--- start ---

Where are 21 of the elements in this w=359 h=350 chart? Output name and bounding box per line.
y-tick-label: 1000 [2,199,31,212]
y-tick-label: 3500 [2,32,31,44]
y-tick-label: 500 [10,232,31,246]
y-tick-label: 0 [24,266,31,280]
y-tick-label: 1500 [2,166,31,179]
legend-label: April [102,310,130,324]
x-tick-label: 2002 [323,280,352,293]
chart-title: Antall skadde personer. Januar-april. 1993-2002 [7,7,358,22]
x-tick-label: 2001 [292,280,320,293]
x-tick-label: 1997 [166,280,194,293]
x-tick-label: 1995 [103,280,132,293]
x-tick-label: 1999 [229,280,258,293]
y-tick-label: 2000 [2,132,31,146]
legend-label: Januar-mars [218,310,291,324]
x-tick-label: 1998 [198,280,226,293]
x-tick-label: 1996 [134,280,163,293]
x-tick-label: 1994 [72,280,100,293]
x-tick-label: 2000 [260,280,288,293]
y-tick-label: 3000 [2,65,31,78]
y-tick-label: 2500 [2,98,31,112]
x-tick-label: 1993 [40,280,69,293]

--- end ---

**THE TASK:** Copy out the rows again, swapping every "legend-label" for "legend-entry" and changing nothing else.

**EXERCISE RESULT:**
Where are 21 of the elements in this w=359 h=350 chart? Output name and bounding box per line.
y-tick-label: 1000 [2,199,31,212]
y-tick-label: 3500 [2,32,31,44]
y-tick-label: 500 [10,232,31,246]
y-tick-label: 0 [24,266,31,280]
y-tick-label: 1500 [2,166,31,179]
legend-entry: April [102,310,130,324]
x-tick-label: 2002 [323,280,352,293]
chart-title: Antall skadde personer. Januar-april. 1993-2002 [7,7,358,22]
x-tick-label: 2001 [292,280,320,293]
x-tick-label: 1997 [166,280,194,293]
x-tick-label: 1995 [103,280,132,293]
x-tick-label: 1999 [229,280,258,293]
y-tick-label: 2000 [2,132,31,146]
legend-entry: Januar-mars [218,310,291,324]
x-tick-label: 1998 [198,280,226,293]
x-tick-label: 1996 [134,280,163,293]
x-tick-label: 1994 [72,280,100,293]
x-tick-label: 2000 [260,280,288,293]
y-tick-label: 3000 [2,65,31,78]
y-tick-label: 2500 [2,98,31,112]
x-tick-label: 1993 [40,280,69,293]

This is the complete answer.